Print all of the data exactly.
◆ ◆ ◆
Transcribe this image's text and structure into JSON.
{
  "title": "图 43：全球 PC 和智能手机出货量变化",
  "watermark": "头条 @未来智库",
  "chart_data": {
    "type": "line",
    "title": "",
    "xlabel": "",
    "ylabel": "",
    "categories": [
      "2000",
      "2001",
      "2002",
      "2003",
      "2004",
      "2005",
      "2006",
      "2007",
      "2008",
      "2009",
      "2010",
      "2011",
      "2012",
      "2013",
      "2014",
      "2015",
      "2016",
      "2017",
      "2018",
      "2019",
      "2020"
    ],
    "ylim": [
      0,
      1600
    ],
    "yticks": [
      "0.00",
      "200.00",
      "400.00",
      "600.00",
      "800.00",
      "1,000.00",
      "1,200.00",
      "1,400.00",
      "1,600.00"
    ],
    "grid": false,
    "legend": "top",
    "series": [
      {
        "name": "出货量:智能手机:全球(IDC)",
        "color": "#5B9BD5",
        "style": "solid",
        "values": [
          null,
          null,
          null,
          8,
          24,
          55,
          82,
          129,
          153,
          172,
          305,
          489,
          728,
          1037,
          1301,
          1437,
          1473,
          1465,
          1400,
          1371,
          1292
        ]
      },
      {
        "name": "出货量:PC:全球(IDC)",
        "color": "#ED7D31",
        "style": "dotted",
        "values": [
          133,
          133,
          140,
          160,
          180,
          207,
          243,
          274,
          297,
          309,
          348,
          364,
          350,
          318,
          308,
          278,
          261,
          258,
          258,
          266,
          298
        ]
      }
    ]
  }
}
◆ ◆ ◆
▶ [Complete answer]:
Transcribe this image's text and structure into JSON.
{
  "title": "图 43：全球 PC 和智能手机出货量变化",
  "watermark": "头条 @未来智库",
  "chart_data": {
    "type": "line",
    "title": "",
    "xlabel": "",
    "ylabel": "",
    "categories": [
      "2000",
      "2001",
      "2002",
      "2003",
      "2004",
      "2005",
      "2006",
      "2007",
      "2008",
      "2009",
      "2010",
      "2011",
      "2012",
      "2013",
      "2014",
      "2015",
      "2016",
      "2017",
      "2018",
      "2019",
      "2020"
    ],
    "ylim": [
      0,
      1600
    ],
    "yticks": [
      "0.00",
      "200.00",
      "400.00",
      "600.00",
      "800.00",
      "1,000.00",
      "1,200.00",
      "1,400.00",
      "1,600.00"
    ],
    "grid": false,
    "legend": "top",
    "series": [
      {
        "name": "出货量:智能手机:全球(IDC)",
        "color": "#5B9BD5",
        "style": "solid",
        "values": [
          null,
          null,
          null,
          8,
          24,
          55,
          82,
          129,
          153,
          172,
          305,
          489,
          728,
          1037,
          1301,
          1437,
          1473,
          1465,
          1400,
          1371,
          1292
        ]
      },
      {
        "name": "出货量:PC:全球(IDC)",
        "color": "#ED7D31",
        "style": "dotted",
        "values": [
          133,
          133,
          140,
          160,
          180,
          207,
          243,
          274,
          297,
          309,
          348,
          364,
          350,
          318,
          308,
          278,
          261,
          258,
          258,
          266,
          298
        ]
      }
    ]
  }
}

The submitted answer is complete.